## GOAL
In the records that follow, show each line where the word "panel" is present.

** begin MATERIALS PROVIDED **

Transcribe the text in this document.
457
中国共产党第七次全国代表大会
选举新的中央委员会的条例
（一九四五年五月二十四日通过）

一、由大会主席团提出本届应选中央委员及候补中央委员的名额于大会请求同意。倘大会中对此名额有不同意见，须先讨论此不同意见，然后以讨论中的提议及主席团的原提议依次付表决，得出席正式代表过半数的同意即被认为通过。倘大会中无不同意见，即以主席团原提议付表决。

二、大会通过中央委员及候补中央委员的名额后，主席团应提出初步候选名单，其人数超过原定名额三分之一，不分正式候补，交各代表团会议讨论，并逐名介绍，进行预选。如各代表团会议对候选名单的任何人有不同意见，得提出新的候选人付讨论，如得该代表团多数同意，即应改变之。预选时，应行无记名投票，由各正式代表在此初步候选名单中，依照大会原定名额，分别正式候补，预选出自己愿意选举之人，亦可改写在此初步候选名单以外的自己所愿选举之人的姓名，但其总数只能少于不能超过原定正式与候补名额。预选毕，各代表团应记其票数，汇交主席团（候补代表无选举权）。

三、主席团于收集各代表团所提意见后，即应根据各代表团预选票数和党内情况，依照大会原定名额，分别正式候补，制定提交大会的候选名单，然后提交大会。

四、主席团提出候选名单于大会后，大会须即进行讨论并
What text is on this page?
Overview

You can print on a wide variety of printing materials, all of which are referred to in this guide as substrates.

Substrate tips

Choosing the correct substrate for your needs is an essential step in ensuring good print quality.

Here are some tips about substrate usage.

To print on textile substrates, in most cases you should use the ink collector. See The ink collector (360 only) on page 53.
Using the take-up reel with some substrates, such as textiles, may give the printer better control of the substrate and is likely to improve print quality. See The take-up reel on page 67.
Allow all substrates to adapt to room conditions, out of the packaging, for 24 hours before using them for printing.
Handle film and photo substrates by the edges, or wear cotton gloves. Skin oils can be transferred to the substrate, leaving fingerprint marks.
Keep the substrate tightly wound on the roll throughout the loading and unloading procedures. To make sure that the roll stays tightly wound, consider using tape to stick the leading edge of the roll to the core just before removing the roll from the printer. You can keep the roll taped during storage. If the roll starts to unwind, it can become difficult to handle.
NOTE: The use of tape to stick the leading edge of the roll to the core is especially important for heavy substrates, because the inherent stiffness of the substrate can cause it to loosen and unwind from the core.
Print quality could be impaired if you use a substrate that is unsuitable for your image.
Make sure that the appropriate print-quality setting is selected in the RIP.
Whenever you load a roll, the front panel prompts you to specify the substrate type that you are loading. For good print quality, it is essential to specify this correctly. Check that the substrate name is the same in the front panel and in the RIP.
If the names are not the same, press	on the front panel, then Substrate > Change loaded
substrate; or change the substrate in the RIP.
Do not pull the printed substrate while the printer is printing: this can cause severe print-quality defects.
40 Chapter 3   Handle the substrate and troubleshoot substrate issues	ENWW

** end MATERIALS PROVIDED **

## FULL OUTPUT
Whenever you load a roll, the front panel prompts you to specify the substrate type that you are loading. For good print quality, it is essential to specify this correctly. Check that the substrate name is the same in the front panel and in the RIP.
If the names are not the same, press	on the front panel, then Substrate > Change loaded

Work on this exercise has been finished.